[Task statement] Print every entry, word for word, and skip the images.

(Saved entries)
--
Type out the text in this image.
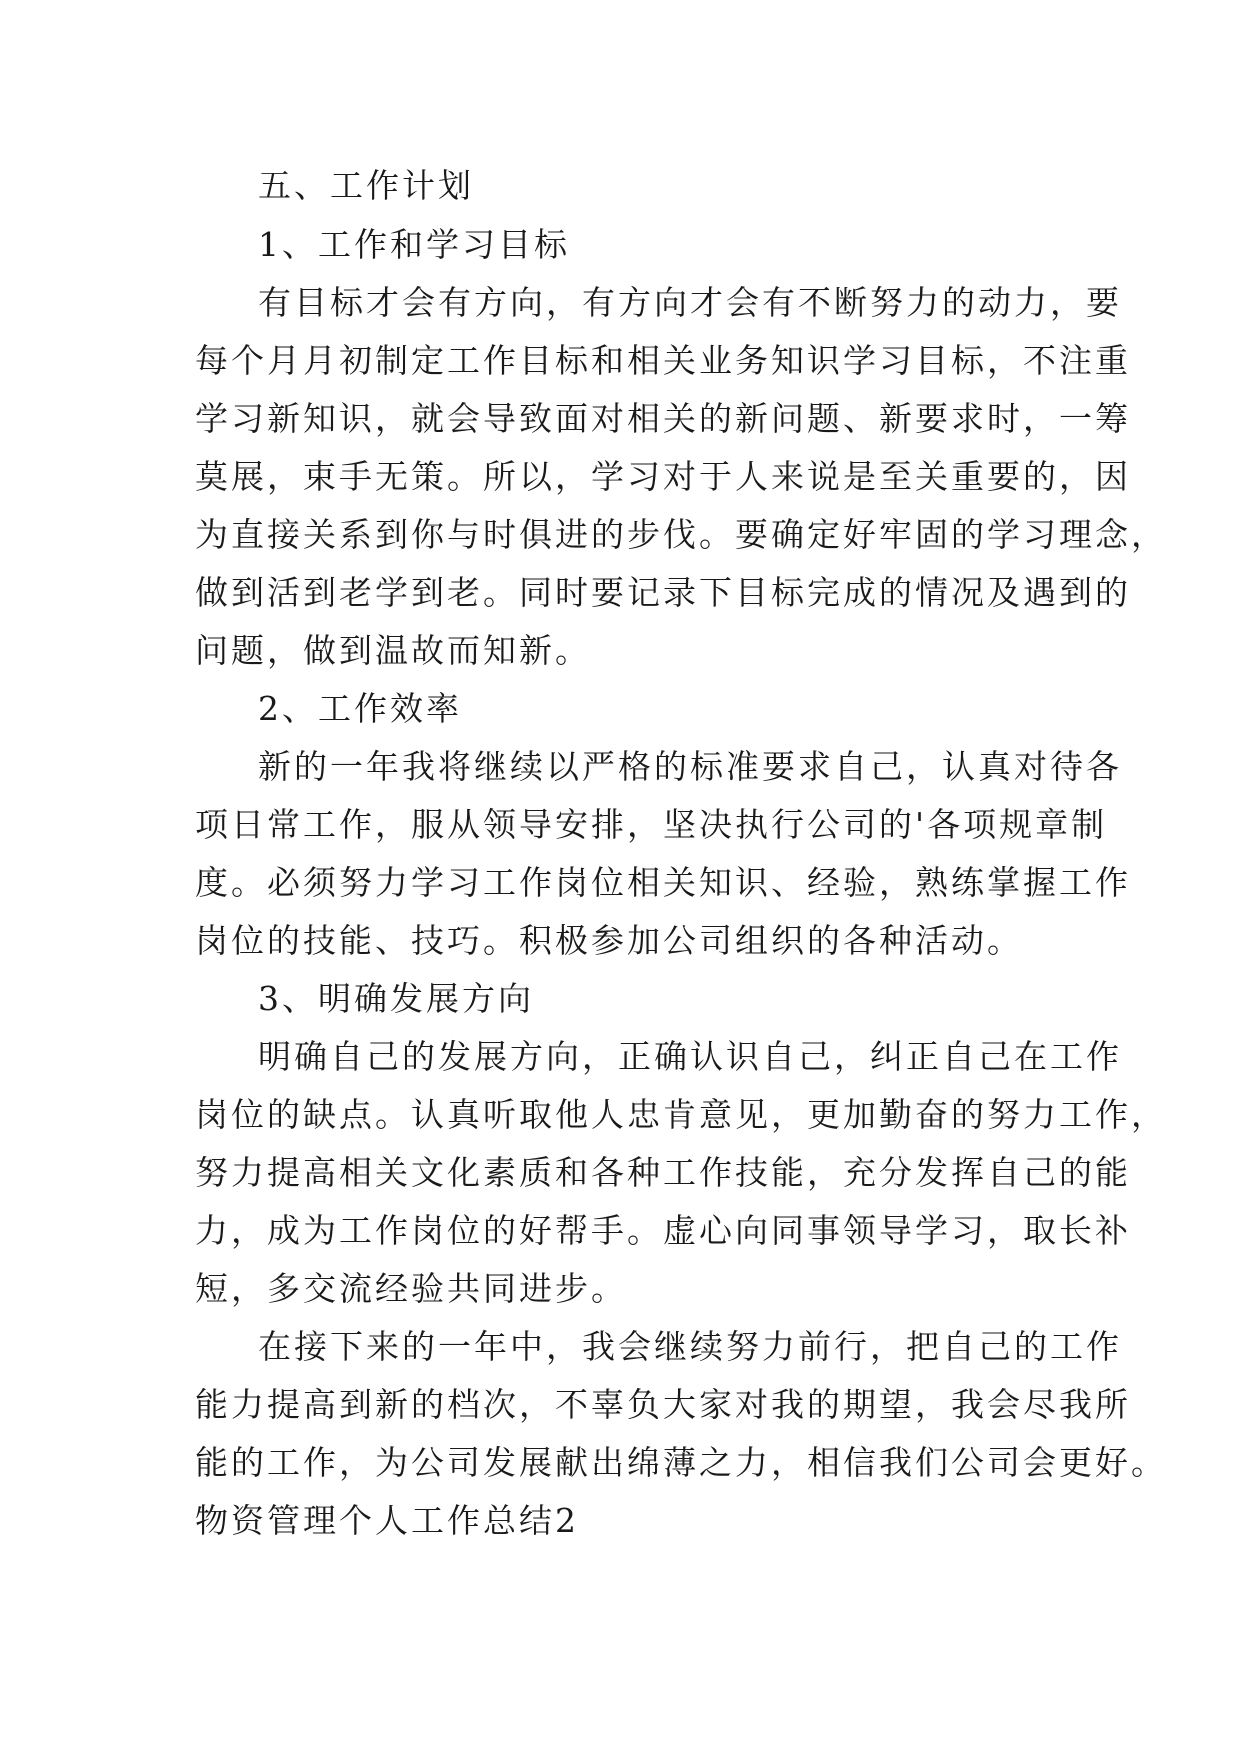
五、工作计划
1、工作和学习目标
有目标才会有方向，有方向才会有不断努力的动力，要
每个月月初制定工作目标和相关业务知识学习目标，不注重
学习新知识，就会导致面对相关的新问题、新要求时，一筹
莫展，束手无策。所以，学习对于人来说是至关重要的，因
为直接关系到你与时俱进的步伐。要确定好牢固的学习理念，
做到活到老学到老。同时要记录下目标完成的情况及遇到的
问题，做到温故而知新。
2、工作效率
新的一年我将继续以严格的标准要求自己，认真对待各
项日常工作，服从领导安排，坚决执行公司的'各项规章制
度。必须努力学习工作岗位相关知识、经验，熟练掌握工作
岗位的技能、技巧。积极参加公司组织的各种活动。
3、明确发展方向
明确自己的发展方向，正确认识自己，纠正自己在工作
岗位的缺点。认真听取他人忠肯意见，更加勤奋的努力工作，
努力提高相关文化素质和各种工作技能，充分发挥自己的能
力，成为工作岗位的好帮手。虚心向同事领导学习，取长补
短，多交流经验共同进步。
在接下来的一年中，我会继续努力前行，把自己的工作
能力提高到新的档次，不辜负大家对我的期望，我会尽我所
能的工作，为公司发展献出绵薄之力，相信我们公司会更好。
物资管理个人工作总结2
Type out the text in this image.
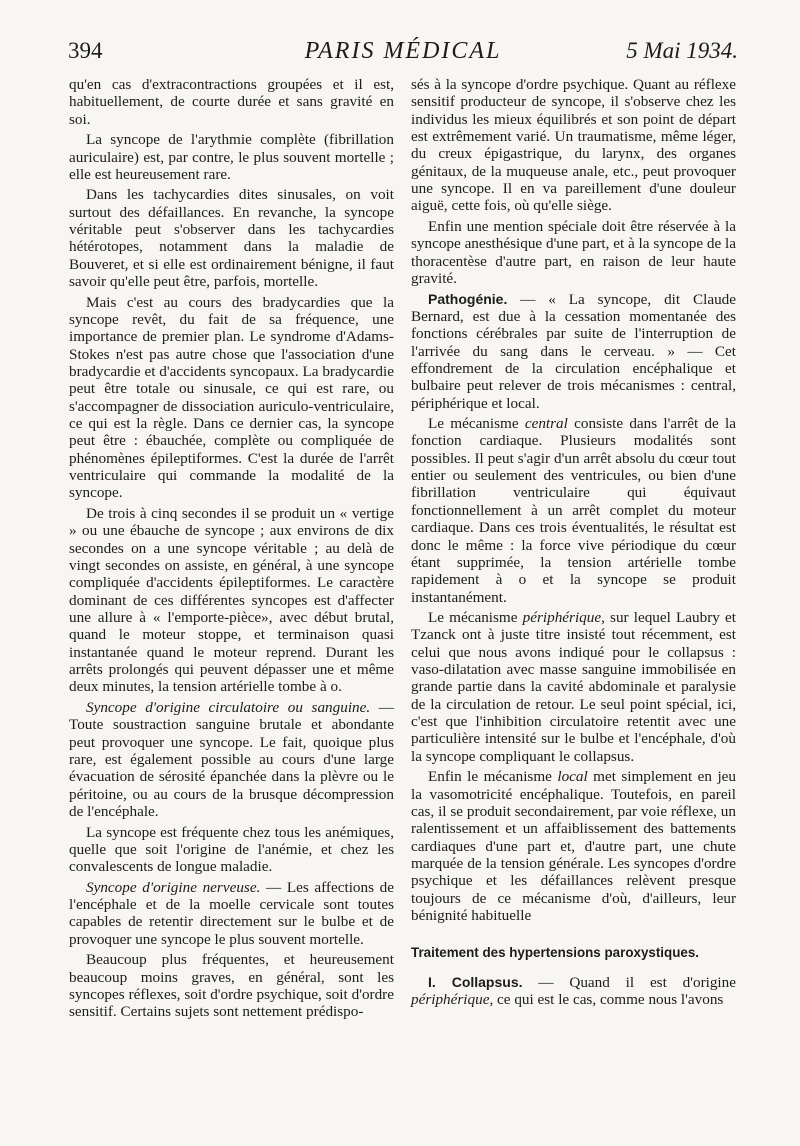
394	PARIS MÉDICAL	5 Mai 1934.

qu'en cas d'extracontractions groupées et il est, habituellement, de courte durée et sans gravité en soi.

La syncope de l'arythmie complète (fibrillation auriculaire) est, par contre, le plus souvent mortelle ; elle est heureusement rare.

Dans les tachycardies dites sinusales, on voit surtout des défaillances. En revanche, la syncope véritable peut s'observer dans les tachycardies hétérotopes, notamment dans la maladie de Bouveret, et si elle est ordinairement bénigne, il faut savoir qu'elle peut être, parfois, mortelle.

Mais c'est au cours des bradycardies que la syncope revêt, du fait de sa fréquence, une importance de premier plan. Le syndrome d'Adams-Stokes n'est pas autre chose que l'association d'une bradycardie et d'accidents syncopaux. La bradycardie peut être totale ou sinusale, ce qui est rare, ou s'accompagner de dissociation auriculo-ventriculaire, ce qui est la règle. Dans ce dernier cas, la syncope peut être : ébauchée, complète ou compliquée de phénomènes épileptiformes. C'est la durée de l'arrêt ventriculaire qui commande la modalité de la syncope.

De trois à cinq secondes il se produit un « vertige » ou une ébauche de syncope ; aux environs de dix secondes on a une syncope véritable ; au delà de vingt secondes on assiste, en général, à une syncope compliquée d'accidents épileptiformes. Le caractère dominant de ces différentes syncopes est d'affecter une allure à « l'emporte-pièce», avec début brutal, quand le moteur stoppe, et terminaison quasi instantanée quand le moteur reprend. Durant les arrêts prolongés qui peuvent dépasser une et même deux minutes, la tension artérielle tombe à o.

Syncope d'origine circulatoire ou sanguine. — Toute soustraction sanguine brutale et abondante peut provoquer une syncope. Le fait, quoique plus rare, est également possible au cours d'une large évacuation de sérosité épanchée dans la plèvre ou le péritoine, ou au cours de la brusque décompression de l'encéphale.

La syncope est fréquente chez tous les anémiques, quelle que soit l'origine de l'anémie, et chez les convalescents de longue maladie.

Syncope d'origine nerveuse. — Les affections de l'encéphale et de la moelle cervicale sont toutes capables de retentir directement sur le bulbe et de provoquer une syncope le plus souvent mortelle.

Beaucoup plus fréquentes, et heureusement beaucoup moins graves, en général, sont les syncopes réflexes, soit d'ordre psychique, soit d'ordre sensitif. Certains sujets sont nettement prédispo-

sés à la syncope d'ordre psychique. Quant au réflexe sensitif producteur de syncope, il s'observe chez les individus les mieux équilibrés et son point de départ est extrêmement varié. Un traumatisme, même léger, du creux épigastrique, du larynx, des organes génitaux, de la muqueuse anale, etc., peut provoquer une syncope. Il en va pareillement d'une douleur aiguë, cette fois, où qu'elle siège.

Enfin une mention spéciale doit être réservée à la syncope anesthésique d'une part, et à la syncope de la thoracentèse d'autre part, en raison de leur haute gravité.

Pathogénie. — « La syncope, dit Claude Bernard, est due à la cessation momentanée des fonctions cérébrales par suite de l'interruption de l'arrivée du sang dans le cerveau. » — Cet effondrement de la circulation encéphalique et bulbaire peut relever de trois mécanismes : central, périphérique et local.

Le mécanisme central consiste dans l'arrêt de la fonction cardiaque. Plusieurs modalités sont possibles. Il peut s'agir d'un arrêt absolu du cœur tout entier ou seulement des ventricules, ou bien d'une fibrillation ventriculaire qui équivaut fonctionnellement à un arrêt complet du moteur cardiaque. Dans ces trois éventualités, le résultat est donc le même : la force vive périodique du cœur étant supprimée, la tension artérielle tombe rapidement à o et la syncope se produit instantanément.

Le mécanisme périphérique, sur lequel Laubry et Tzanck ont à juste titre insisté tout récemment, est celui que nous avons indiqué pour le collapsus : vaso-dilatation avec masse sanguine immobilisée en grande partie dans la cavité abdominale et paralysie de la circulation de retour. Le seul point spécial, ici, c'est que l'inhibition circulatoire retentit avec une particulière intensité sur le bulbe et l'encéphale, d'où la syncope compliquant le collapsus.

Enfin le mécanisme local met simplement en jeu la vasomotricité encéphalique. Toutefois, en pareil cas, il se produit secondairement, par voie réflexe, un ralentissement et un affaiblissement des battements cardiaques d'une part et, d'autre part, une chute marquée de la tension générale. Les syncopes d'ordre psychique et les défaillances relèvent presque toujours de ce mécanisme d'où, d'ailleurs, leur bénignité habituelle

Traitement des hypertensions paroxystiques.

I. Collapsus. — Quand il est d'origine périphérique, ce qui est le cas, comme nous l'avons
--
[Problem solution]
Type out the text in this image.
五、工作计划
1、工作和学习目标
有目标才会有方向，有方向才会有不断努力的动力，要
每个月月初制定工作目标和相关业务知识学习目标，不注重
学习新知识，就会导致面对相关的新问题、新要求时，一筹
莫展，束手无策。所以，学习对于人来说是至关重要的，因
为直接关系到你与时俱进的步伐。要确定好牢固的学习理念，
做到活到老学到老。同时要记录下目标完成的情况及遇到的
问题，做到温故而知新。
2、工作效率
新的一年我将继续以严格的标准要求自己，认真对待各
项日常工作，服从领导安排，坚决执行公司的'各项规章制
度。必须努力学习工作岗位相关知识、经验，熟练掌握工作
岗位的技能、技巧。积极参加公司组织的各种活动。
3、明确发展方向
明确自己的发展方向，正确认识自己，纠正自己在工作
岗位的缺点。认真听取他人忠肯意见，更加勤奋的努力工作，
努力提高相关文化素质和各种工作技能，充分发挥自己的能
力，成为工作岗位的好帮手。虚心向同事领导学习，取长补
短，多交流经验共同进步。
在接下来的一年中，我会继续努力前行，把自己的工作
能力提高到新的档次，不辜负大家对我的期望，我会尽我所
能的工作，为公司发展献出绵薄之力，相信我们公司会更好。
物资管理个人工作总结2
Type out the text in this image.
394	PARIS MÉDICAL	5 Mai 1934.

qu'en cas d'extracontractions groupées et il est, habituellement, de courte durée et sans gravité en soi.

La syncope de l'arythmie complète (fibrillation auriculaire) est, par contre, le plus souvent mortelle ; elle est heureusement rare.

Dans les tachycardies dites sinusales, on voit surtout des défaillances. En revanche, la syncope véritable peut s'observer dans les tachycardies hétérotopes, notamment dans la maladie de Bouveret, et si elle est ordinairement bénigne, il faut savoir qu'elle peut être, parfois, mortelle.

Mais c'est au cours des bradycardies que la syncope revêt, du fait de sa fréquence, une importance de premier plan. Le syndrome d'Adams-Stokes n'est pas autre chose que l'association d'une bradycardie et d'accidents syncopaux. La bradycardie peut être totale ou sinusale, ce qui est rare, ou s'accompagner de dissociation auriculo-ventriculaire, ce qui est la règle. Dans ce dernier cas, la syncope peut être : ébauchée, complète ou compliquée de phénomènes épileptiformes. C'est la durée de l'arrêt ventriculaire qui commande la modalité de la syncope.

De trois à cinq secondes il se produit un « vertige » ou une ébauche de syncope ; aux environs de dix secondes on a une syncope véritable ; au delà de vingt secondes on assiste, en général, à une syncope compliquée d'accidents épileptiformes. Le caractère dominant de ces différentes syncopes est d'affecter une allure à « l'emporte-pièce», avec début brutal, quand le moteur stoppe, et terminaison quasi instantanée quand le moteur reprend. Durant les arrêts prolongés qui peuvent dépasser une et même deux minutes, la tension artérielle tombe à o.

Syncope d'origine circulatoire ou sanguine. — Toute soustraction sanguine brutale et abondante peut provoquer une syncope. Le fait, quoique plus rare, est également possible au cours d'une large évacuation de sérosité épanchée dans la plèvre ou le péritoine, ou au cours de la brusque décompression de l'encéphale.

La syncope est fréquente chez tous les anémiques, quelle que soit l'origine de l'anémie, et chez les convalescents de longue maladie.

Syncope d'origine nerveuse. — Les affections de l'encéphale et de la moelle cervicale sont toutes capables de retentir directement sur le bulbe et de provoquer une syncope le plus souvent mortelle.

Beaucoup plus fréquentes, et heureusement beaucoup moins graves, en général, sont les syncopes réflexes, soit d'ordre psychique, soit d'ordre sensitif. Certains sujets sont nettement prédispo-

sés à la syncope d'ordre psychique. Quant au réflexe sensitif producteur de syncope, il s'observe chez les individus les mieux équilibrés et son point de départ est extrêmement varié. Un traumatisme, même léger, du creux épigastrique, du larynx, des organes génitaux, de la muqueuse anale, etc., peut provoquer une syncope. Il en va pareillement d'une douleur aiguë, cette fois, où qu'elle siège.

Enfin une mention spéciale doit être réservée à la syncope anesthésique d'une part, et à la syncope de la thoracentèse d'autre part, en raison de leur haute gravité.

Pathogénie. — « La syncope, dit Claude Bernard, est due à la cessation momentanée des fonctions cérébrales par suite de l'interruption de l'arrivée du sang dans le cerveau. » — Cet effondrement de la circulation encéphalique et bulbaire peut relever de trois mécanismes : central, périphérique et local.

Le mécanisme central consiste dans l'arrêt de la fonction cardiaque. Plusieurs modalités sont possibles. Il peut s'agir d'un arrêt absolu du cœur tout entier ou seulement des ventricules, ou bien d'une fibrillation ventriculaire qui équivaut fonctionnellement à un arrêt complet du moteur cardiaque. Dans ces trois éventualités, le résultat est donc le même : la force vive périodique du cœur étant supprimée, la tension artérielle tombe rapidement à o et la syncope se produit instantanément.

Le mécanisme périphérique, sur lequel Laubry et Tzanck ont à juste titre insisté tout récemment, est celui que nous avons indiqué pour le collapsus : vaso-dilatation avec masse sanguine immobilisée en grande partie dans la cavité abdominale et paralysie de la circulation de retour. Le seul point spécial, ici, c'est que l'inhibition circulatoire retentit avec une particulière intensité sur le bulbe et l'encéphale, d'où la syncope compliquant le collapsus.

Enfin le mécanisme local met simplement en jeu la vasomotricité encéphalique. Toutefois, en pareil cas, il se produit secondairement, par voie réflexe, un ralentissement et un affaiblissement des battements cardiaques d'une part et, d'autre part, une chute marquée de la tension générale. Les syncopes d'ordre psychique et les défaillances relèvent presque toujours de ce mécanisme d'où, d'ailleurs, leur bénignité habituelle

Traitement des hypertensions paroxystiques.

I. Collapsus. — Quand il est d'origine périphérique, ce qui est le cas, comme nous l'avons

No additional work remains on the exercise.